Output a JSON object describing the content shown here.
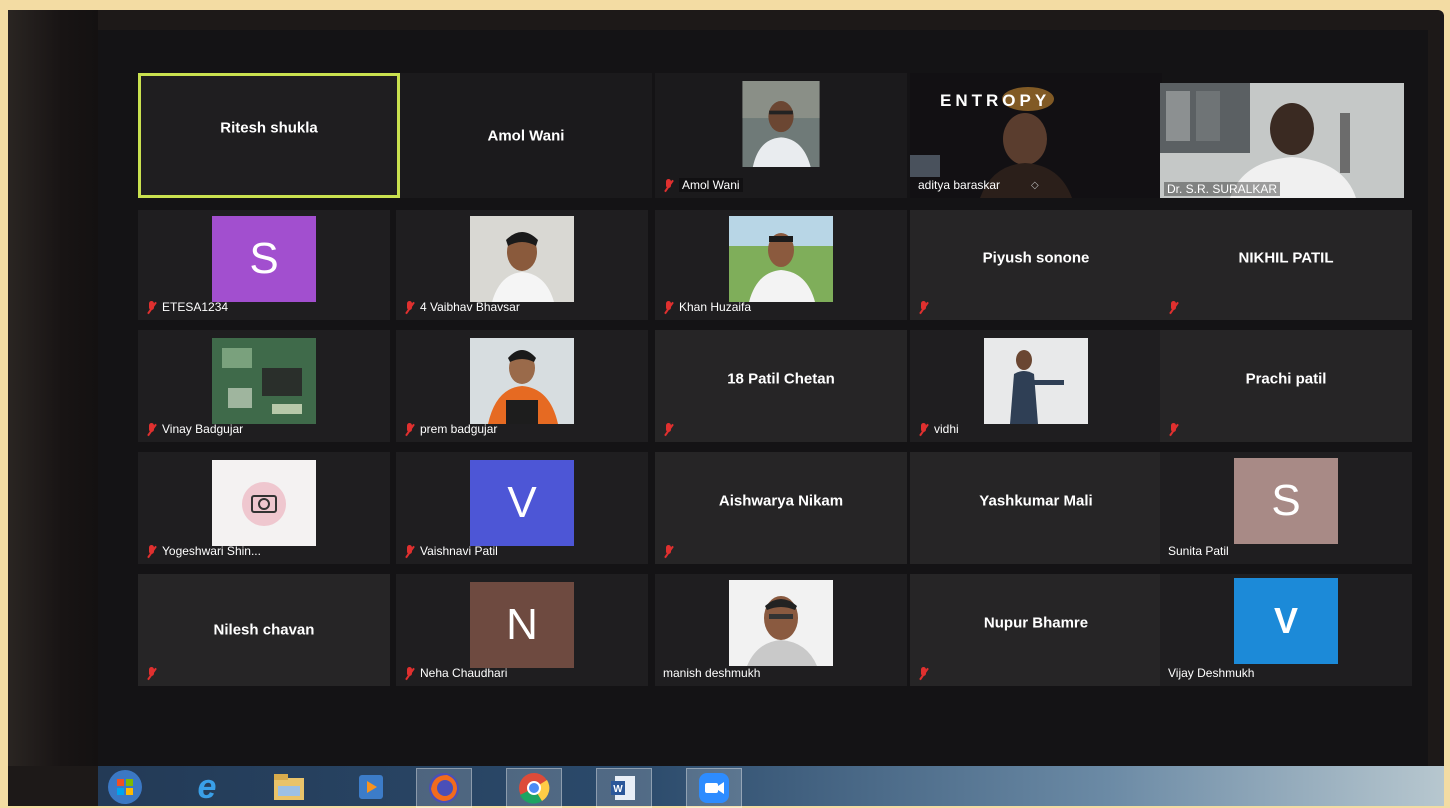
{
  "participants": [
    {
      "name": "Ritesh shukla"
    },
    {
      "name": "Amol Wani"
    },
    {
      "name": "Amol Wani"
    },
    {
      "name": "aditya baraskar",
      "logo_text": "ENTROPY"
    },
    {
      "name": "Dr. S.R. SURALKAR"
    },
    {
      "avatar_letter": "S",
      "name": "ETESA1234",
      "color": "#a24fcf"
    },
    {
      "name": "4 Vaibhav Bhavsar"
    },
    {
      "name": "Khan Huzaifa"
    },
    {
      "name": "Piyush sonone"
    },
    {
      "name": "NIKHIL PATIL"
    },
    {
      "name": "Vinay Badgujar"
    },
    {
      "name": "prem badgujar"
    },
    {
      "name": "18 Patil Chetan"
    },
    {
      "name": "vidhi"
    },
    {
      "name": "Prachi patil"
    },
    {
      "name": "Yogeshwari Shin..."
    },
    {
      "avatar_letter": "V",
      "name": "Vaishnavi Patil",
      "color": "#4d56d6"
    },
    {
      "name": "Aishwarya Nikam"
    },
    {
      "name": "Yashkumar Mali"
    },
    {
      "avatar_letter": "S",
      "name": "Sunita Patil",
      "color": "#a88a86"
    },
    {
      "name": "Nilesh chavan"
    },
    {
      "avatar_letter": "N",
      "name": "Neha Chaudhari",
      "color": "#6e4a40"
    },
    {
      "name": "manish deshmukh"
    },
    {
      "name": "Nupur Bhamre"
    },
    {
      "avatar_letter": "V",
      "name": "Vijay Deshmukh",
      "color": "#1c8ad8"
    }
  ],
  "colors": {
    "active_border": "#c9e14f",
    "muted_mic": "#e0302f",
    "tile_bg": "#262526"
  },
  "taskbar": [
    {
      "icon": "windows-start-icon"
    },
    {
      "icon": "internet-explorer-icon"
    },
    {
      "icon": "file-explorer-icon"
    },
    {
      "icon": "media-player-icon"
    },
    {
      "icon": "firefox-icon"
    },
    {
      "icon": "chrome-icon"
    },
    {
      "icon": "word-icon"
    },
    {
      "icon": "zoom-icon"
    }
  ]
}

→ WRITTEN REQUEST: Every entry above should be duplicated exactly. Do not include the images.

→ ANSWER FOR THIS EXERCISE:
Output a JSON object describing the content shown here.
{
  "participants": [
    {
      "name": "Ritesh shukla"
    },
    {
      "name": "Amol Wani"
    },
    {
      "name": "Amol Wani"
    },
    {
      "name": "aditya baraskar",
      "logo_text": "ENTROPY"
    },
    {
      "name": "Dr. S.R. SURALKAR"
    },
    {
      "avatar_letter": "S",
      "name": "ETESA1234",
      "color": "#a24fcf"
    },
    {
      "name": "4 Vaibhav Bhavsar"
    },
    {
      "name": "Khan Huzaifa"
    },
    {
      "name": "Piyush sonone"
    },
    {
      "name": "NIKHIL PATIL"
    },
    {
      "name": "Vinay Badgujar"
    },
    {
      "name": "prem badgujar"
    },
    {
      "name": "18 Patil Chetan"
    },
    {
      "name": "vidhi"
    },
    {
      "name": "Prachi patil"
    },
    {
      "name": "Yogeshwari Shin..."
    },
    {
      "avatar_letter": "V",
      "name": "Vaishnavi Patil",
      "color": "#4d56d6"
    },
    {
      "name": "Aishwarya Nikam"
    },
    {
      "name": "Yashkumar Mali"
    },
    {
      "avatar_letter": "S",
      "name": "Sunita Patil",
      "color": "#a88a86"
    },
    {
      "name": "Nilesh chavan"
    },
    {
      "avatar_letter": "N",
      "name": "Neha Chaudhari",
      "color": "#6e4a40"
    },
    {
      "name": "manish deshmukh"
    },
    {
      "name": "Nupur Bhamre"
    },
    {
      "avatar_letter": "V",
      "name": "Vijay Deshmukh",
      "color": "#1c8ad8"
    }
  ],
  "colors": {
    "active_border": "#c9e14f",
    "muted_mic": "#e0302f",
    "tile_bg": "#262526"
  },
  "taskbar": [
    {
      "icon": "windows-start-icon"
    },
    {
      "icon": "internet-explorer-icon"
    },
    {
      "icon": "file-explorer-icon"
    },
    {
      "icon": "media-player-icon"
    },
    {
      "icon": "firefox-icon"
    },
    {
      "icon": "chrome-icon"
    },
    {
      "icon": "word-icon"
    },
    {
      "icon": "zoom-icon"
    }
  ]
}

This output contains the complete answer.